(Your instructions):
From the data that follows, copy every line holding the string "cdot".

↓

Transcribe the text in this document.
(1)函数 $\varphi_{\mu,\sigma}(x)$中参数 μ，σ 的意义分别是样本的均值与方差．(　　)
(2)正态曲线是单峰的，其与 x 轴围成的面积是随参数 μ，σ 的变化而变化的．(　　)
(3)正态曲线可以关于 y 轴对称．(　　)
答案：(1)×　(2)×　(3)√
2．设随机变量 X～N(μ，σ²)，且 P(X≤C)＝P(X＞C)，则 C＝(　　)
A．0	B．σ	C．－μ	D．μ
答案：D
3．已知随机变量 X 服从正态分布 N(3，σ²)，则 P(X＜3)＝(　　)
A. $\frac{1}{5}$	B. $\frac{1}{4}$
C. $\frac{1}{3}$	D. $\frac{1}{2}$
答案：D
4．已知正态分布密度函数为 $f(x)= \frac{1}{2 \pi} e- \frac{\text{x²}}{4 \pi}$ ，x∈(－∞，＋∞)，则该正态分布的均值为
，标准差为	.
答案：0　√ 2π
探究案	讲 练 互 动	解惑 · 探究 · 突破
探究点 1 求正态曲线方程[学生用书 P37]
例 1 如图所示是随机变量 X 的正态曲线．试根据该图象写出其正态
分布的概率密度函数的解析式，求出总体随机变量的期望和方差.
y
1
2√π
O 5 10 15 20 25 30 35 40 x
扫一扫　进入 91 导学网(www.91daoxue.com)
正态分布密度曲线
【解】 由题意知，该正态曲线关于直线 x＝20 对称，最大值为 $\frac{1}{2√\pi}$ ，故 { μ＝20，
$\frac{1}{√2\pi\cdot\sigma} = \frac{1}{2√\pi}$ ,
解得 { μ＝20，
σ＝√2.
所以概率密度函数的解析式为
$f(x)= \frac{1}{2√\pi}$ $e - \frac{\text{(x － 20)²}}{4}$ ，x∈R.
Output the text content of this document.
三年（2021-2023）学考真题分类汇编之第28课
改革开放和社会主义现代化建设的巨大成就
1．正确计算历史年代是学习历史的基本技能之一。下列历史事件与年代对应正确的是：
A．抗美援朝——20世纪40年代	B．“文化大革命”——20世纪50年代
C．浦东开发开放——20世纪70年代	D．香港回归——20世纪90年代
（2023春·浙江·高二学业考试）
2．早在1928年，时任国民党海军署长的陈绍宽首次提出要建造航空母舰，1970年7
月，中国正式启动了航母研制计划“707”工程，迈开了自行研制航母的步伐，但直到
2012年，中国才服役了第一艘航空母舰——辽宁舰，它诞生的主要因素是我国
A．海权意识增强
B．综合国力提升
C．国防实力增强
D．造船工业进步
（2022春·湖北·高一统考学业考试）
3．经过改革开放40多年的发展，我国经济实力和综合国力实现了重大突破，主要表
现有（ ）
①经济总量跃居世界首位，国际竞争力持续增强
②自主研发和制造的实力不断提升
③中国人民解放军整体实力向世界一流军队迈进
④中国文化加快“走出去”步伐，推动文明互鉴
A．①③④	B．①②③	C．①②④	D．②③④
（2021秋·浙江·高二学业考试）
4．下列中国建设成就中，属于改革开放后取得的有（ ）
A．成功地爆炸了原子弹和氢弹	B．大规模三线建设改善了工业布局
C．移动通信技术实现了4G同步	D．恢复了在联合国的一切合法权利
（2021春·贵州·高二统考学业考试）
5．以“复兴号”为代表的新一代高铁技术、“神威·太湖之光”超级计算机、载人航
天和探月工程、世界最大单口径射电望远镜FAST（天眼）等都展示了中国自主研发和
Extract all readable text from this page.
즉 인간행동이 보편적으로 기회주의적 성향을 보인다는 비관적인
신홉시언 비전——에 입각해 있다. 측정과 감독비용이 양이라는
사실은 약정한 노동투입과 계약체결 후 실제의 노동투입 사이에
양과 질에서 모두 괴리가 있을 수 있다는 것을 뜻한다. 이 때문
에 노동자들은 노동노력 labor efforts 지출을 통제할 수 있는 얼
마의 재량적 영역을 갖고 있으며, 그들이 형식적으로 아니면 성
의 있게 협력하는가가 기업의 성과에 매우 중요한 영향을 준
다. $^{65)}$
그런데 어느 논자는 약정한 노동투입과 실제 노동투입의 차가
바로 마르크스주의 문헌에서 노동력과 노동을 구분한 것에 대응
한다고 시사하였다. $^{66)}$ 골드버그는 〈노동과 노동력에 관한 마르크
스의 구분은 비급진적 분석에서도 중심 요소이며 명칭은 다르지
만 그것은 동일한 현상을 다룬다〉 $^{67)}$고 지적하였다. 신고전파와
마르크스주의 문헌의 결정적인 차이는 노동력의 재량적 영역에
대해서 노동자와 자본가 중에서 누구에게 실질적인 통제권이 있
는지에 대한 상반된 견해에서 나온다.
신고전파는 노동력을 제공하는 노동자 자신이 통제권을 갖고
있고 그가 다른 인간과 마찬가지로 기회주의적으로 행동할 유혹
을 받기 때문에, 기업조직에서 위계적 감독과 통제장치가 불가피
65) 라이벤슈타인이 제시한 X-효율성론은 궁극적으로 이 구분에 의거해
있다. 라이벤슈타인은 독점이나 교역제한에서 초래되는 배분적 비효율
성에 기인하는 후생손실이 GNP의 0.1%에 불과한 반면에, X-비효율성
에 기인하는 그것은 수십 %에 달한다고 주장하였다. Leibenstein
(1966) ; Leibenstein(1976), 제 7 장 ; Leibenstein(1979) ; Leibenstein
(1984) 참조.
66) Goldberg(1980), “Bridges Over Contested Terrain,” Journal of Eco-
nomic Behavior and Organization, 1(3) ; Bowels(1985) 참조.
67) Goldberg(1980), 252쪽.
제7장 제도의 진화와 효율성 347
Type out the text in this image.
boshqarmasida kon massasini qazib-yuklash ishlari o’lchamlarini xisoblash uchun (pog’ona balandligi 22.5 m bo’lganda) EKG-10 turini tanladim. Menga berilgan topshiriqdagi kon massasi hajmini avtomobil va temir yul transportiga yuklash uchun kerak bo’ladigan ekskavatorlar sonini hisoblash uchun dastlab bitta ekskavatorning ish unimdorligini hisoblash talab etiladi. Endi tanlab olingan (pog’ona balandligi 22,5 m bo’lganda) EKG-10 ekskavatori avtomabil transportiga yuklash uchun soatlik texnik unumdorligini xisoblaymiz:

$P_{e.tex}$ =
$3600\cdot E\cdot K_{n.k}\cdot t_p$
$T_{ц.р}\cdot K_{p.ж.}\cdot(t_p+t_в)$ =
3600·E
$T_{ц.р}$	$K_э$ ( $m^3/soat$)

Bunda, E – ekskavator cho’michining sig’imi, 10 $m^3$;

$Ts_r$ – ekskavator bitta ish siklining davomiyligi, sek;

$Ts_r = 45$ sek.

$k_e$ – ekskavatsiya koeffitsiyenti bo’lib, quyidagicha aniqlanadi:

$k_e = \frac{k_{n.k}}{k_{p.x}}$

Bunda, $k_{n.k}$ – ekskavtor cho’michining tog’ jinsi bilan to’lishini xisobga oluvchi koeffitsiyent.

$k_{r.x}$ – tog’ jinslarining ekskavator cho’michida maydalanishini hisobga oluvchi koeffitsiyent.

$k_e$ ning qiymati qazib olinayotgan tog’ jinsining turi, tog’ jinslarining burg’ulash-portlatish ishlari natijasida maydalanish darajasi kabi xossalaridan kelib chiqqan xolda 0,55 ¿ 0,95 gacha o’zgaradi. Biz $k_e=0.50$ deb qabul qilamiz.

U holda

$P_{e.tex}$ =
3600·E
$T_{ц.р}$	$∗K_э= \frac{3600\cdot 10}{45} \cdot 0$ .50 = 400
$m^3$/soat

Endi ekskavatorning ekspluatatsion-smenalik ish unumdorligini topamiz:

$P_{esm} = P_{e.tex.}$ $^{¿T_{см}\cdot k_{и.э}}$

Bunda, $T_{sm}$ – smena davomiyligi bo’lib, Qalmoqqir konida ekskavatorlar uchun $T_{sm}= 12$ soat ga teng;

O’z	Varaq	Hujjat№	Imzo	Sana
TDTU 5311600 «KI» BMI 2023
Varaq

↑

(Correct output):
$\frac{1}{√2\pi\cdot\sigma} = \frac{1}{2√\pi}$ ,
$3600\cdot E\cdot K_{n.k}\cdot t_p$
$T_{ц.р}\cdot K_{p.ж.}\cdot(t_p+t_в)$ =
$T_{ц.р}$	$∗K_э= \frac{3600\cdot 10}{45} \cdot 0$ .50 = 400
$P_{esm} = P_{e.tex.}$ $^{¿T_{см}\cdot k_{и.э}}$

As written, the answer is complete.